— Requirement —
Search the data below for the word "amplitude" and copy each line that holds it.

—————

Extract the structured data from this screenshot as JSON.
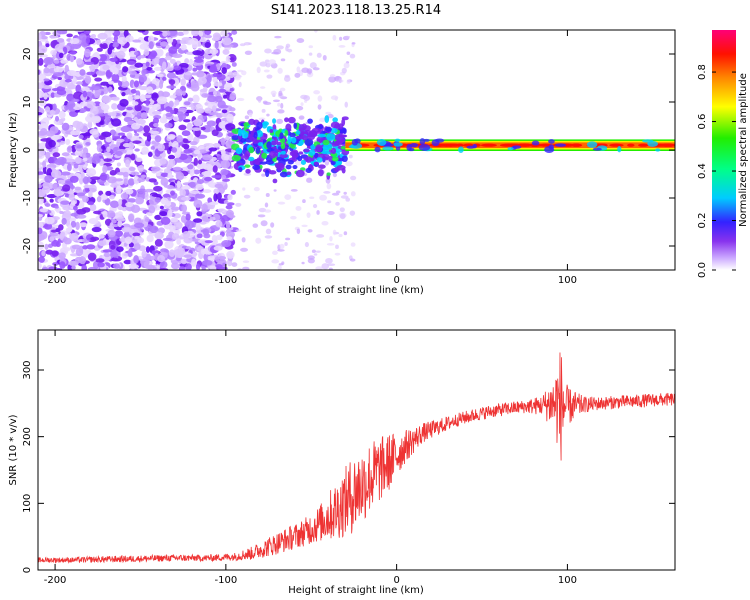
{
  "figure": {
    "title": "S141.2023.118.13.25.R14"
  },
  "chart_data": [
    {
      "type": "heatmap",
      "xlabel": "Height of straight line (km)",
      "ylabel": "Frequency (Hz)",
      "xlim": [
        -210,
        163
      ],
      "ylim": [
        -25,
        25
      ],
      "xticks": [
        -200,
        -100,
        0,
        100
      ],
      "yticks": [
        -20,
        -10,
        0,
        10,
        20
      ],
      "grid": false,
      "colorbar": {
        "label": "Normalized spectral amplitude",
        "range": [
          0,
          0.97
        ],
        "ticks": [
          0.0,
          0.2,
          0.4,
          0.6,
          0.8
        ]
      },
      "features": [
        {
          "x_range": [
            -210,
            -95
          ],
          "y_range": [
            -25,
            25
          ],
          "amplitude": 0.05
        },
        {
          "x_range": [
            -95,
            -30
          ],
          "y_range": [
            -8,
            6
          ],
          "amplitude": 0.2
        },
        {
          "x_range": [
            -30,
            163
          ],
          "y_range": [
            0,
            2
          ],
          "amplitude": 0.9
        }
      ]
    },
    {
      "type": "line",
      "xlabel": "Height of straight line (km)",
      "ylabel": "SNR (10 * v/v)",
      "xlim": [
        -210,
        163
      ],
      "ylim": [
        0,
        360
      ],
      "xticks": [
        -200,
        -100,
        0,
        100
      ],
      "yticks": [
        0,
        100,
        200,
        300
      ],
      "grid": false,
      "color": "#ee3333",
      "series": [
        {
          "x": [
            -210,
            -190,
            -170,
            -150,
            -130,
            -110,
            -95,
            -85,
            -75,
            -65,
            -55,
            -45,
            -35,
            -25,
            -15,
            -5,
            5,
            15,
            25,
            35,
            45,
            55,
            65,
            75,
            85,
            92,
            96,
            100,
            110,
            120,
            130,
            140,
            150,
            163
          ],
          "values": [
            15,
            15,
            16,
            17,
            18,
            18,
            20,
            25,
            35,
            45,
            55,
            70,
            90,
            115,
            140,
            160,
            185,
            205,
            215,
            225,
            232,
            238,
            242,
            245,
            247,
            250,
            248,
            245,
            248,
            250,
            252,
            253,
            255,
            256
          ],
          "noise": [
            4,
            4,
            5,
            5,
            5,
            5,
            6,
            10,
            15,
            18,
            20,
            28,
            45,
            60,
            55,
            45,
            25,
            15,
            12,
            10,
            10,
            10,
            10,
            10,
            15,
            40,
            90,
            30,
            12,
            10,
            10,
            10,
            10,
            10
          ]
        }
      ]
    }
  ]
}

—————

— Task result —
        "label": "Normalized spectral amplitude",
          "amplitude": 0.05
          "amplitude": 0.2
          "amplitude": 0.9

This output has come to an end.